Exercise description: Type the records out again in full, exactly.

##### Data records

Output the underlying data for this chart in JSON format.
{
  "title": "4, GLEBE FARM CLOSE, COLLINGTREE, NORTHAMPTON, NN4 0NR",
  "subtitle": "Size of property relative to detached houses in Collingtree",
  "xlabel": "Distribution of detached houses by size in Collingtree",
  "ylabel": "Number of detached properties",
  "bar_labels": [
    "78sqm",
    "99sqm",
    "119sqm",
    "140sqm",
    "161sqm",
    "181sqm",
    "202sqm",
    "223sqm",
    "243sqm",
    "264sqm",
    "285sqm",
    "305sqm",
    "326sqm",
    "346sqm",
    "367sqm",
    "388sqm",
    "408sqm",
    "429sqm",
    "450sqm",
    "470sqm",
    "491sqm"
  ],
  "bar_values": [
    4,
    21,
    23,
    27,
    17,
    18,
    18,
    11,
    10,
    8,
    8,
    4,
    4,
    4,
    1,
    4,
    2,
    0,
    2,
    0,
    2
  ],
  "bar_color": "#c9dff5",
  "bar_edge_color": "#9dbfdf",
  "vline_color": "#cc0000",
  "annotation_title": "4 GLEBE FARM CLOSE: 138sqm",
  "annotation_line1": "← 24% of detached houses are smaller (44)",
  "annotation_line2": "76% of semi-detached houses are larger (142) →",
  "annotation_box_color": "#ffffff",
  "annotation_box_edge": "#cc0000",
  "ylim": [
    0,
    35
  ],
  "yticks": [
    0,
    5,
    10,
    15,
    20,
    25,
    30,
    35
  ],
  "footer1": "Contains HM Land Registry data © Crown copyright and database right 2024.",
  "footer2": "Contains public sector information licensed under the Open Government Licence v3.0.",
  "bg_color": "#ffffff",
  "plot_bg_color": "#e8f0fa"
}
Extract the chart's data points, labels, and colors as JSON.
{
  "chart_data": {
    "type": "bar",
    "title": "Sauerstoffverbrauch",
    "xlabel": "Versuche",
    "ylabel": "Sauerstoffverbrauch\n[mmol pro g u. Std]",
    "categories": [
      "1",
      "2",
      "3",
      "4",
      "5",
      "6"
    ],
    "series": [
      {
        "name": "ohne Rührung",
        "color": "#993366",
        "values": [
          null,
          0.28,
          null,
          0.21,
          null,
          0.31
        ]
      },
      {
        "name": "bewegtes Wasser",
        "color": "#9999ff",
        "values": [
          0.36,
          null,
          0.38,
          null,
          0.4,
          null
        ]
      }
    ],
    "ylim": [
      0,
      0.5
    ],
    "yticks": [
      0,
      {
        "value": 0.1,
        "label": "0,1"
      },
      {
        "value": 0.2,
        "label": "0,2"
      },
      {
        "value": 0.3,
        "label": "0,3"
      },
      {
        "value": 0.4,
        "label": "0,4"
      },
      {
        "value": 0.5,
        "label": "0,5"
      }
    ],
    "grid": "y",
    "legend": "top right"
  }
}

##########

Complete answer:
Output the underlying data for this chart in JSON format.
{
  "title": "4, GLEBE FARM CLOSE, COLLINGTREE, NORTHAMPTON, NN4 0NR",
  "subtitle": "Size of property relative to detached houses in Collingtree",
  "xlabel": "Distribution of detached houses by size in Collingtree",
  "ylabel": "Number of detached properties",
  "bar_labels": [
    "78sqm",
    "99sqm",
    "119sqm",
    "140sqm",
    "161sqm",
    "181sqm",
    "202sqm",
    "223sqm",
    "243sqm",
    "264sqm",
    "285sqm",
    "305sqm",
    "326sqm",
    "346sqm",
    "367sqm",
    "388sqm",
    "408sqm",
    "429sqm",
    "450sqm",
    "470sqm",
    "491sqm"
  ],
  "bar_values": [
    4,
    21,
    23,
    27,
    17,
    18,
    18,
    11,
    10,
    8,
    8,
    4,
    4,
    4,
    1,
    4,
    2,
    0,
    2,
    0,
    2
  ],
  "bar_color": "#c9dff5",
  "bar_edge_color": "#9dbfdf",
  "vline_color": "#cc0000",
  "annotation_title": "4 GLEBE FARM CLOSE: 138sqm",
  "annotation_line1": "← 24% of detached houses are smaller (44)",
  "annotation_line2": "76% of semi-detached houses are larger (142) →",
  "annotation_box_color": "#ffffff",
  "annotation_box_edge": "#cc0000",
  "ylim": [
    0,
    35
  ],
  "yticks": [
    0,
    5,
    10,
    15,
    20,
    25,
    30,
    35
  ],
  "footer1": "Contains HM Land Registry data © Crown copyright and database right 2024.",
  "footer2": "Contains public sector information licensed under the Open Government Licence v3.0.",
  "bg_color": "#ffffff",
  "plot_bg_color": "#e8f0fa"
}
Extract the chart's data points, labels, and colors as JSON.
{
  "chart_data": {
    "type": "bar",
    "title": "Sauerstoffverbrauch",
    "xlabel": "Versuche",
    "ylabel": "Sauerstoffverbrauch\n[mmol pro g u. Std]",
    "categories": [
      "1",
      "2",
      "3",
      "4",
      "5",
      "6"
    ],
    "series": [
      {
        "name": "ohne Rührung",
        "color": "#993366",
        "values": [
          null,
          0.28,
          null,
          0.21,
          null,
          0.31
        ]
      },
      {
        "name": "bewegtes Wasser",
        "color": "#9999ff",
        "values": [
          0.36,
          null,
          0.38,
          null,
          0.4,
          null
        ]
      }
    ],
    "ylim": [
      0,
      0.5
    ],
    "yticks": [
      0,
      {
        "value": 0.1,
        "label": "0,1"
      },
      {
        "value": 0.2,
        "label": "0,2"
      },
      {
        "value": 0.3,
        "label": "0,3"
      },
      {
        "value": 0.4,
        "label": "0,4"
      },
      {
        "value": 0.5,
        "label": "0,5"
      }
    ],
    "grid": "y",
    "legend": "top right"
  }
}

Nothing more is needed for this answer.